Give every line from the entries that contains "Tomcat".

▶ _Records supplied_
####################

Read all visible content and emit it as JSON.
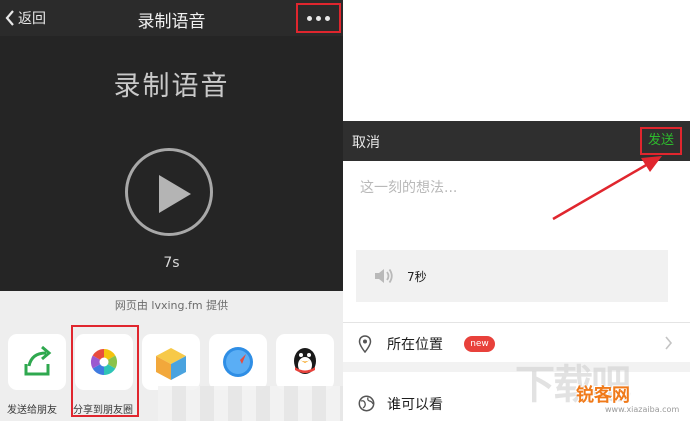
{
  "left": {
    "nav": {
      "back_label": "返回",
      "title": "录制语音"
    },
    "player": {
      "title": "录制语音",
      "duration": "7s"
    },
    "share_sheet": {
      "provider_text": "网页由 lvxing.fm 提供",
      "items": [
        {
          "label": "发送给朋友",
          "icon": "share-forward-icon"
        },
        {
          "label": "分享到朋友圈",
          "icon": "moments-aperture-icon"
        },
        {
          "label": "",
          "icon": "favorite-cube-icon"
        },
        {
          "label": "",
          "icon": "safari-compass-icon"
        },
        {
          "label": "",
          "icon": "qq-penguin-icon"
        }
      ]
    }
  },
  "right": {
    "compose_bar": {
      "cancel_label": "取消",
      "send_label": "发送"
    },
    "compose_placeholder": "这一刻的想法...",
    "voice_attachment": {
      "icon": "speaker-icon",
      "length": "7秒"
    },
    "location_row": {
      "label": "所在位置",
      "badge": "new",
      "icon": "location-pin-icon"
    },
    "visibility_row": {
      "label": "谁可以看",
      "icon": "globe-icon"
    }
  },
  "watermark": {
    "big_text": "下载吧",
    "brand": "锐客网",
    "url": "www.xiazaiba.com"
  },
  "colors": {
    "highlight": "#e0262e",
    "send_green": "#2dbb2d",
    "new_badge": "#e8413b",
    "brand_orange": "#f07a1a"
  }
}
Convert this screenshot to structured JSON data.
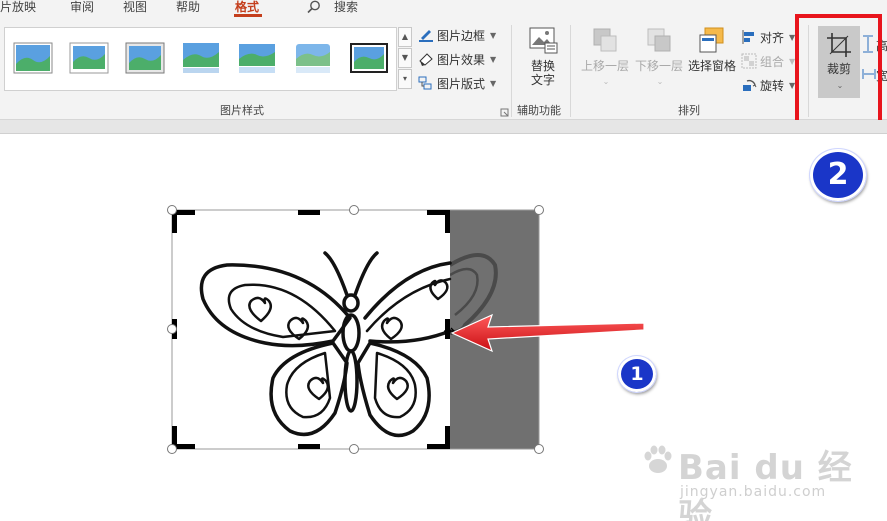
{
  "tabs": [
    {
      "label": "片放映",
      "active": false
    },
    {
      "label": "审阅",
      "active": false
    },
    {
      "label": "视图",
      "active": false
    },
    {
      "label": "帮助",
      "active": false
    },
    {
      "label": "格式",
      "active": true
    }
  ],
  "search": {
    "label": "搜索",
    "icon": "search-icon"
  },
  "picture_styles": {
    "group_label": "图片样式",
    "gallery_thumbnails": 7,
    "commands": [
      {
        "label": "图片边框",
        "icon": "pen-border-icon"
      },
      {
        "label": "图片效果",
        "icon": "effects-icon"
      },
      {
        "label": "图片版式",
        "icon": "layout-icon"
      }
    ]
  },
  "accessibility": {
    "group_label": "辅助功能",
    "alt_text": {
      "line1": "替换",
      "line2": "文字"
    }
  },
  "arrange": {
    "group_label": "排列",
    "bring_forward": "上移一层",
    "send_backward": "下移一层",
    "selection_pane": "选择窗格",
    "align": "对齐",
    "group": "组合",
    "rotate": "旋转"
  },
  "size": {
    "crop": "裁剪",
    "height_label": "高",
    "width_label": "宽"
  },
  "annotations": {
    "step_1": "1",
    "step_2": "2",
    "highlight_color": "#e8141c",
    "badge_color": "#1a36c8"
  },
  "watermark": {
    "main": "Bai du 经验",
    "sub": "jingyan.baidu.com"
  },
  "colors": {
    "accent": "#c43e1c",
    "ribbon_bg": "#f3f3f3",
    "crop_shade": "#707070"
  }
}
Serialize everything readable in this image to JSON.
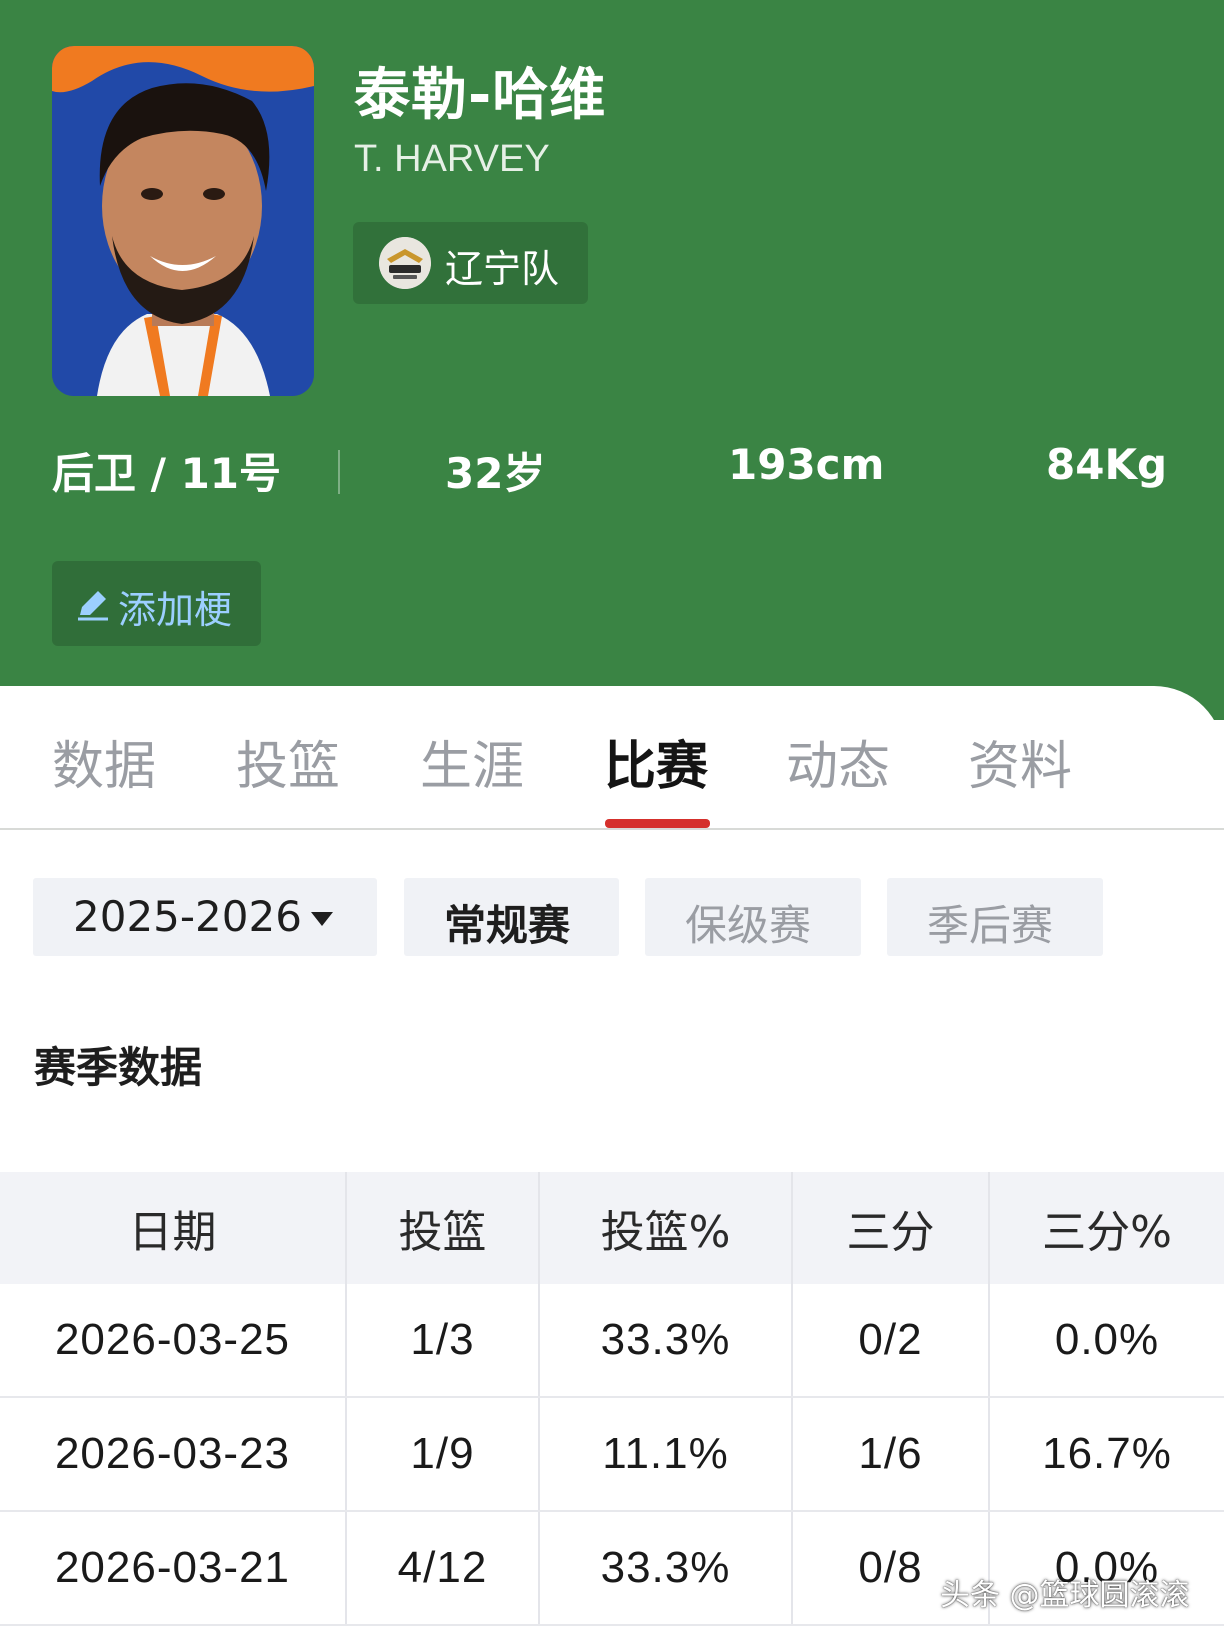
{
  "player": {
    "name_cn": "泰勒-哈维",
    "name_en": "T. HARVEY",
    "team": "辽宁队",
    "position_number": "后卫 / 11号",
    "age": "32岁",
    "height": "193cm",
    "weight": "84Kg",
    "add_tag_label": "添加梗"
  },
  "colors": {
    "header_bg": "#3a8444",
    "active_tab_indicator": "#d5302c",
    "add_tag_text": "#9ccfff"
  },
  "tabs": [
    {
      "label": "数据",
      "active": false
    },
    {
      "label": "投篮",
      "active": false
    },
    {
      "label": "生涯",
      "active": false
    },
    {
      "label": "比赛",
      "active": true
    },
    {
      "label": "动态",
      "active": false
    },
    {
      "label": "资料",
      "active": false
    }
  ],
  "filters": {
    "season": "2025-2026",
    "types": [
      {
        "label": "常规赛",
        "selected": true
      },
      {
        "label": "保级赛",
        "selected": false
      },
      {
        "label": "季后赛",
        "selected": false
      }
    ]
  },
  "section_title": "赛季数据",
  "table": {
    "headers": [
      "日期",
      "投篮",
      "投篮%",
      "三分",
      "三分%"
    ],
    "rows": [
      [
        "2026-03-25",
        "1/3",
        "33.3%",
        "0/2",
        "0.0%"
      ],
      [
        "2026-03-23",
        "1/9",
        "11.1%",
        "1/6",
        "16.7%"
      ],
      [
        "2026-03-21",
        "4/12",
        "33.3%",
        "0/8",
        "0.0%"
      ]
    ]
  },
  "watermark": "头条 @篮球圆滚滚"
}
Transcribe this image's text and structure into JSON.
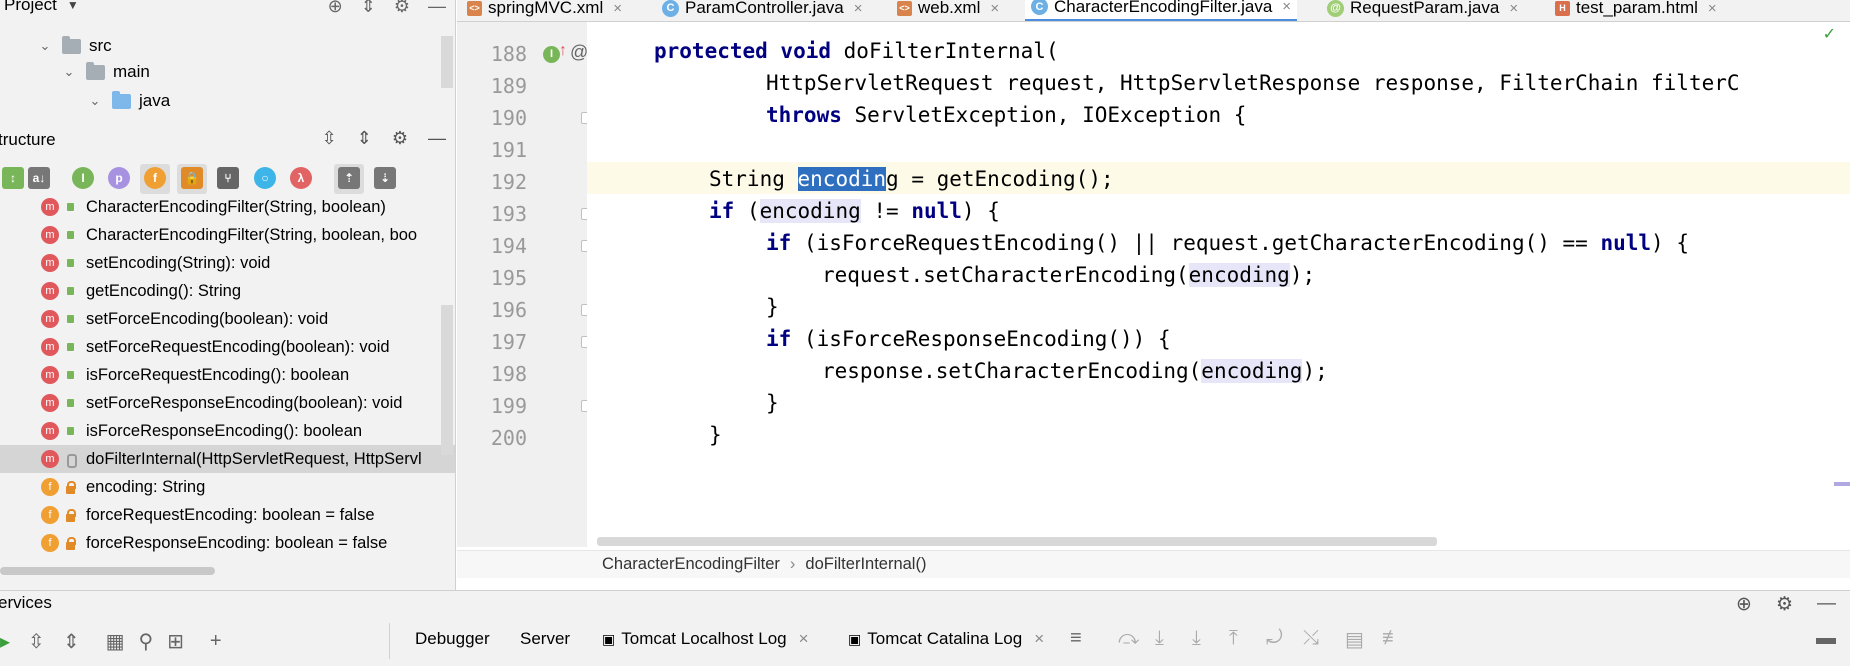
{
  "project_panel": {
    "title": "Project",
    "tree": [
      {
        "label": "src",
        "icon": "folder-icon"
      },
      {
        "label": "main",
        "icon": "folder-icon"
      },
      {
        "label": "java",
        "icon": "source-folder-icon"
      }
    ]
  },
  "structure_panel": {
    "title": "tructure",
    "members": [
      {
        "label": "CharacterEncodingFilter(String, boolean)",
        "kind": "m",
        "vis": "pub"
      },
      {
        "label": "CharacterEncodingFilter(String, boolean, boo",
        "kind": "m",
        "vis": "pub"
      },
      {
        "label": "setEncoding(String): void",
        "kind": "m",
        "vis": "pub"
      },
      {
        "label": "getEncoding(): String",
        "kind": "m",
        "vis": "pub"
      },
      {
        "label": "setForceEncoding(boolean): void",
        "kind": "m",
        "vis": "pub"
      },
      {
        "label": "setForceRequestEncoding(boolean): void",
        "kind": "m",
        "vis": "pub"
      },
      {
        "label": "isForceRequestEncoding(): boolean",
        "kind": "m",
        "vis": "pub"
      },
      {
        "label": "setForceResponseEncoding(boolean): void",
        "kind": "m",
        "vis": "pub"
      },
      {
        "label": "isForceResponseEncoding(): boolean",
        "kind": "m",
        "vis": "pub"
      },
      {
        "label": "doFilterInternal(HttpServletRequest, HttpServl",
        "kind": "m",
        "vis": "prot",
        "selected": true
      },
      {
        "label": "encoding: String",
        "kind": "f",
        "vis": "lock"
      },
      {
        "label": "forceRequestEncoding: boolean = false",
        "kind": "f",
        "vis": "lock"
      },
      {
        "label": "forceResponseEncoding: boolean = false",
        "kind": "f",
        "vis": "lock"
      }
    ]
  },
  "tabs": [
    {
      "label": "springMVC.xml",
      "icon": "xml"
    },
    {
      "label": "ParamController.java",
      "icon": "c"
    },
    {
      "label": "web.xml",
      "icon": "xml"
    },
    {
      "label": "CharacterEncodingFilter.java",
      "icon": "c",
      "active": true
    },
    {
      "label": "RequestParam.java",
      "icon": "at"
    },
    {
      "label": "test_param.html",
      "icon": "html"
    }
  ],
  "editor": {
    "lines": [
      {
        "num": "188",
        "code_kw": "protected void ",
        "code": "doFilterInternal("
      },
      {
        "num": "189",
        "code": "HttpServletRequest request, HttpServletResponse response, FilterChain filterC"
      },
      {
        "num": "190",
        "code_kw": "throws ",
        "code": "ServletException, IOException {"
      },
      {
        "num": "191",
        "code": ""
      },
      {
        "num": "192",
        "pre": "String ",
        "sel": "encodin",
        "post": "g = getEncoding();"
      },
      {
        "num": "193",
        "code_kw": "if ",
        "code_a": "(",
        "occ": "encoding",
        "code_b": " != ",
        "kw2": "null",
        "code_c": ") {"
      },
      {
        "num": "194",
        "code_kw": "if ",
        "code": "(isForceRequestEncoding() || request.getCharacterEncoding() == ",
        "kw2": "null",
        "code_c": ") {"
      },
      {
        "num": "195",
        "code_a": "request.setCharacterEncoding(",
        "occ": "encoding",
        "code_c": ");"
      },
      {
        "num": "196",
        "code": "}"
      },
      {
        "num": "197",
        "code_kw": "if ",
        "code": "(isForceResponseEncoding()) {"
      },
      {
        "num": "198",
        "code_a": "response.setCharacterEncoding(",
        "occ": "encoding",
        "code_c": ");"
      },
      {
        "num": "199",
        "code": "}"
      },
      {
        "num": "200",
        "code": "}"
      }
    ],
    "breadcrumb": {
      "first": "CharacterEncodingFilter",
      "sep": "›",
      "second": "doFilterInternal()"
    }
  },
  "services": {
    "title": "ervices",
    "tabs": [
      {
        "label": "Debugger"
      },
      {
        "label": "Server"
      },
      {
        "label": "Tomcat Localhost Log"
      },
      {
        "label": "Tomcat Catalina Log"
      }
    ]
  }
}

####################

▶ _Solved exercise_
        "label": "Tomcat Localhost Log"
        "label": "Tomcat Catalina Log"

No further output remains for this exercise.